◆ WORK ORDER:
Continue the catalog entry on Picasso's Tête d'homme, starting right after its final sentence.
==== TEXT SEGMENT ====
Provenance: The artist's estate.
Galerie Boulakia, Paris, by 1984.
Anonymous sale, Habsburg, Geneva, 12 November 1989, lot 85.
Anonymous sale, Hôtel Drouot, Paris, 1 April 1990, lot 62.
Private collection, France.
Anonymous sale, Hôtel Drouot, Paris, 13 June 1994, lot 69.
Acquired at the above sale by the present owner.

Literature: R. Alberti, Picasso, Le rayon ininterrompu, Paris, 1974, no. 94.
C. Zervos, Pablo Picasso, Oeuvres de 1971-1972, vol. 33, Paris, 1978, no. 280 (illustrated pl. 97).
The Picasso Project, ed., Picasso’s Paintings, Watercolors, Drawings and Sculpture, The Final Years, 1970-1973, San Francisco, 2004, no. 72-015, p. 269 (illustrated).
E. Mallen, ed., Online Picasso Project, Sam Houston State University, OPP.72:017 (accessed 2013).

Exhibited: Avignon, Palais des Papes, Pablo Picasso 1970-1972, May - September 1973, no. 157.
Mexico City, Museo Rufino Tamayo, Picasso, 1963-1973, Su u´ltima decada, June - July 1984, no. 35 (illustrated pl. 28).

Notes: On 23 May 1973, a large exhibition was opened at the Palais des Papes in Avignon comprising works from the past three years by Pablo Picasso, each one selected by the artist himself. Tête d'homme was one of the works in this show which, by an accident of fate, was to become a posthumous survey of Picasso's recent works, as he died on 8 April that year, after the exhibition had been organised but before it had opened. In this way, the show revealed the artist taking his final bow. It was only too appropriate, then, that many of the pictures in the exhibition featured the heads of men who were often analogues for the artist himself. This was the case with the harlequins, matadors, musketeers and artists who populated a number of the pictures, including Tête d'homme. In this work, which Picasso had painted on 19 January 1972, the hat appears to recall some of the floppy headwear worn by Picasso's dandyish musketeers; at the same time, it echoes the figures inspired by Vincent van Gogh who populated some of Picasso's pictures, especially following his move to the South of France where the Dutch artist himself had lived.
==== DATA EXCERPTS ====
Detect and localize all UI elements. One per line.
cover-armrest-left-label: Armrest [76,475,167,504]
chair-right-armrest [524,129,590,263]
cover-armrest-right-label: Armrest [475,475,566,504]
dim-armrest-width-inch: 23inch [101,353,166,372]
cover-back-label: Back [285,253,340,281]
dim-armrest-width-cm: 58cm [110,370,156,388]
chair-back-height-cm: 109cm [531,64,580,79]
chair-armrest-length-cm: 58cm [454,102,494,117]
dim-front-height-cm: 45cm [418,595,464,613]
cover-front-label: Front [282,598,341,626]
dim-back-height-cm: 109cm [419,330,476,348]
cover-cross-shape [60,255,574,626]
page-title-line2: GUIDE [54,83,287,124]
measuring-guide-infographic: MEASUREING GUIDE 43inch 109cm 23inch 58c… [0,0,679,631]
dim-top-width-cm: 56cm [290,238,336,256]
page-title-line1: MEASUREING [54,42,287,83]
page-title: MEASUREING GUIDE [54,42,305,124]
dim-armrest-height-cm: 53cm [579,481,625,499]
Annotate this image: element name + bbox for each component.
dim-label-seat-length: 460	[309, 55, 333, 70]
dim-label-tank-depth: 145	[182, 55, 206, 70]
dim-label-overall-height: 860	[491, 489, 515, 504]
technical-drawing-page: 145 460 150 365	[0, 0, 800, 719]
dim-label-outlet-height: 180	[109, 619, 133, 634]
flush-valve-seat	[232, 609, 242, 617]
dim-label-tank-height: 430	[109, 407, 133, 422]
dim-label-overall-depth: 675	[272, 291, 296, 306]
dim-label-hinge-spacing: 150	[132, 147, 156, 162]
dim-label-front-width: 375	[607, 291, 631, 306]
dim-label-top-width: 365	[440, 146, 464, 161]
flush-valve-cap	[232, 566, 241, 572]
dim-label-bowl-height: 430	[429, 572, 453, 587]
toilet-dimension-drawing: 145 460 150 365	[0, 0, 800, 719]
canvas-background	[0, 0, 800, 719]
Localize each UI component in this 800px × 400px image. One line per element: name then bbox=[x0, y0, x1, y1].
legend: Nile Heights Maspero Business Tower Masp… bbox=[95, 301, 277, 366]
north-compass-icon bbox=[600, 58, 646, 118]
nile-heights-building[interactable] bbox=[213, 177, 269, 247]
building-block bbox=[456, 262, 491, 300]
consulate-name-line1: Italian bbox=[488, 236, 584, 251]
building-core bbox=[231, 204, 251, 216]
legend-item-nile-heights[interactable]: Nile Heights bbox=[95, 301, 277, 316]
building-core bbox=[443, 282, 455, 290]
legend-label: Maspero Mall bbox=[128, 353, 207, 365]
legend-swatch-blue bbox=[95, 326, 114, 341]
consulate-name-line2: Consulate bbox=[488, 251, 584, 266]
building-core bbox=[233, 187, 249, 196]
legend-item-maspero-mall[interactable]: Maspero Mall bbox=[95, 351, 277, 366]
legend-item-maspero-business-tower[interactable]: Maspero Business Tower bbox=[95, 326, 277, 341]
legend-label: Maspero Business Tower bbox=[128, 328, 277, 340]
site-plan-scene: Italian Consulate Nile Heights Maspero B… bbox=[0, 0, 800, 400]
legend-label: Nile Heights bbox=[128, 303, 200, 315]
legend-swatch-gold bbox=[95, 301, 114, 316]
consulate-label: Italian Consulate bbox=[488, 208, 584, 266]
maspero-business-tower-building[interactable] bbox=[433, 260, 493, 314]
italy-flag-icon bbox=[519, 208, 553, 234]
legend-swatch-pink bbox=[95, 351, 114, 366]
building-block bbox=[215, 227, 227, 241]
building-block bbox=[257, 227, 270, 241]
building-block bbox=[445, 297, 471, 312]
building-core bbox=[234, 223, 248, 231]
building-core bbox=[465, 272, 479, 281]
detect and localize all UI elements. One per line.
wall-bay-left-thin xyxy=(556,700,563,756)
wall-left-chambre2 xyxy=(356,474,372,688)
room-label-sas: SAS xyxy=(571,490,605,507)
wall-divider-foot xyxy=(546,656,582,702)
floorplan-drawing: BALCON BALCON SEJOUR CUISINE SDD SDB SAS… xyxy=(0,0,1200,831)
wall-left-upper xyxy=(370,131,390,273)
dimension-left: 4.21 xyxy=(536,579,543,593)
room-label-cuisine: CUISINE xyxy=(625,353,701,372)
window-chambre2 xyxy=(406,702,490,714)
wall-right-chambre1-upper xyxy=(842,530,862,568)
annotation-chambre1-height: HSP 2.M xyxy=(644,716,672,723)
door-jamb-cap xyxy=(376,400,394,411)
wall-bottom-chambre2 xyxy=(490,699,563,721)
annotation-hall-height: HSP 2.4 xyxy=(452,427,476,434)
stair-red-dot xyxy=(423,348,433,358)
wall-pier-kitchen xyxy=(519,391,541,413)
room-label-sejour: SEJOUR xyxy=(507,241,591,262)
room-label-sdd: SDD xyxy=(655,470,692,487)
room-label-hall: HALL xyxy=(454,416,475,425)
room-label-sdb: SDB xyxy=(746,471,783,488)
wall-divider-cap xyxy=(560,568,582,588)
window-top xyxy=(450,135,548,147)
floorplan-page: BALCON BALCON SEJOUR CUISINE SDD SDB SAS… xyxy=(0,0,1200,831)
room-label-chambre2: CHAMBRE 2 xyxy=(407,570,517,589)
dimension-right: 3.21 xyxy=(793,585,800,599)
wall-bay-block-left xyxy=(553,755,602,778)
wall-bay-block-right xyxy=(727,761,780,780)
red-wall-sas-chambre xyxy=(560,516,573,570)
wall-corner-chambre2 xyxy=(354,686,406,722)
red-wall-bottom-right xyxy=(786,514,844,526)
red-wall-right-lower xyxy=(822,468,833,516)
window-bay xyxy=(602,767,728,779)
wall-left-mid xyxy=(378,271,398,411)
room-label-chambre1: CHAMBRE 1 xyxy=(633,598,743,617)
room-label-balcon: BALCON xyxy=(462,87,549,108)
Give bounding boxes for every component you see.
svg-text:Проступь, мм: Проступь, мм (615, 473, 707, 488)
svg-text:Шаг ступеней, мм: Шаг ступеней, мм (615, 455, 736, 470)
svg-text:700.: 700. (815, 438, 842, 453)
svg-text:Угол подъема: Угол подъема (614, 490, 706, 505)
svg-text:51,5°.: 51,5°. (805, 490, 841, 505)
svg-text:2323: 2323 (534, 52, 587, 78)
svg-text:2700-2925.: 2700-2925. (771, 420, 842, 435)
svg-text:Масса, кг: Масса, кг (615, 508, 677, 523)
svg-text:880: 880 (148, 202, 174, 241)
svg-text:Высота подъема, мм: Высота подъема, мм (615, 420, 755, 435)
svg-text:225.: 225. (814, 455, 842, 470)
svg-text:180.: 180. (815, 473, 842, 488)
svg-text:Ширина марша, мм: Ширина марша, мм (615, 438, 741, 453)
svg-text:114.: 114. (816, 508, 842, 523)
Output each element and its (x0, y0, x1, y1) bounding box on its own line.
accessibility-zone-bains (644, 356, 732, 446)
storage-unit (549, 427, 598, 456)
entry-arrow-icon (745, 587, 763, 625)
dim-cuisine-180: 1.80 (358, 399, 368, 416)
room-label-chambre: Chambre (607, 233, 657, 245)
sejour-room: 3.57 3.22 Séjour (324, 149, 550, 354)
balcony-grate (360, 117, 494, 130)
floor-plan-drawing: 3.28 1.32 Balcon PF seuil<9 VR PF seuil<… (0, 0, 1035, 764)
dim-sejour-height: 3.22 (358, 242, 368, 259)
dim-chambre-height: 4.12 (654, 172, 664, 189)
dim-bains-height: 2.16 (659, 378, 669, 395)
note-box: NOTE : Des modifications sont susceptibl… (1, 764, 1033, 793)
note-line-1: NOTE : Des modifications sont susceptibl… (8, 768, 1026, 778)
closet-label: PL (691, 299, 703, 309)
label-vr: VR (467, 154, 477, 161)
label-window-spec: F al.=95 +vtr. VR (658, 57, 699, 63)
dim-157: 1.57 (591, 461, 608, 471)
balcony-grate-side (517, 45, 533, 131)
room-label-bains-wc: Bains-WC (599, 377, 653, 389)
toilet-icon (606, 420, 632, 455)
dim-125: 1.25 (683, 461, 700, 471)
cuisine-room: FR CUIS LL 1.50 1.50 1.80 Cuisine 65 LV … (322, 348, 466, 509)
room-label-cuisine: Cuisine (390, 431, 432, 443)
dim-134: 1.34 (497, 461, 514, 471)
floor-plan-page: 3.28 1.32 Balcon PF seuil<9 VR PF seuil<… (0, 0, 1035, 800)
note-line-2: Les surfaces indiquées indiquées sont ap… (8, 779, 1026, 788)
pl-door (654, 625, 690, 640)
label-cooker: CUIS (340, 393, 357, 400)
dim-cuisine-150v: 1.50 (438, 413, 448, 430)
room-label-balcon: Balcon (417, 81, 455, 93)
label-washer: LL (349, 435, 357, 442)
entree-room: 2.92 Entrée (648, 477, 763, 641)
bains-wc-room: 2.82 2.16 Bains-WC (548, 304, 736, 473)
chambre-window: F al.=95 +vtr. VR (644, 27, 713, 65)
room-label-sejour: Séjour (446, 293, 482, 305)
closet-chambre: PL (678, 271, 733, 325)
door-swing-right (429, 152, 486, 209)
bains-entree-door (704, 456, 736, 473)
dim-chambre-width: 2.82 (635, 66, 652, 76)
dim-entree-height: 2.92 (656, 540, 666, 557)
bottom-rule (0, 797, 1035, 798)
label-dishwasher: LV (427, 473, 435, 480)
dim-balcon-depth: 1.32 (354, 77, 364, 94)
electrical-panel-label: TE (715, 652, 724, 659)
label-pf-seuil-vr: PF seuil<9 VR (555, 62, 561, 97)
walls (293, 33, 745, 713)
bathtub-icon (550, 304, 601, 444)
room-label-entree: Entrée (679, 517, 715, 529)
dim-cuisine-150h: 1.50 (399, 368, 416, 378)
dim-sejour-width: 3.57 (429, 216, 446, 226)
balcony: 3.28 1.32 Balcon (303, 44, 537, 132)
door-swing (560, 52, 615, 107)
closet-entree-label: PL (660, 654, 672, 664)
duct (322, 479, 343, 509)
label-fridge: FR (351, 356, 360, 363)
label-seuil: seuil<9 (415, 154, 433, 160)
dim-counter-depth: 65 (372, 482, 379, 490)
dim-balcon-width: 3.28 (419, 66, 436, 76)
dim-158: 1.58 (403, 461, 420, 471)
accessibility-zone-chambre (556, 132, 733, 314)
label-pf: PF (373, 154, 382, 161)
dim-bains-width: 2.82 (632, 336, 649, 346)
====
◆ EXPECTED ANSWER:
Picasso would have been gratified at some of the controversy that the 1973 exhibition in Avignon caused. His recent paintings such as Tête d'homme were often filled with a palette that was almost provocative in its deliberate refusal to pander to public tastes. Instead, Picasso revealed the extent to which he was continuing to push the boundaries of art, taking painting to pieces in order to reconstruct it in new and unexpected ways. His emphasis on the processes involved in creating Tête d'homme is underscored by the way in which he has contrasted thick, gestural brushstrokes with areas left deliberately in reserve, which add to the luminosity of the figure's head.
Picasso's exploration of painting came from deep in the core of his own existence: by the time he created Tête d'homme, he was was a living legend, identified with figurative painting by generations. While figuration and facture, at each end of the artistic spectrum, may have been disregarded by artists who had espoused either abstraction or Pop, Picasso was continuing to probe its relevance, and was doing so in a manner that also explored his own life and legacy. So, in Tête d'homme, his own dark eyes seem to penetrate the viewer. In addition, his entire head is shaped in a manner that recalls a painter's palette, highlighting his own identification with his artistic vocation.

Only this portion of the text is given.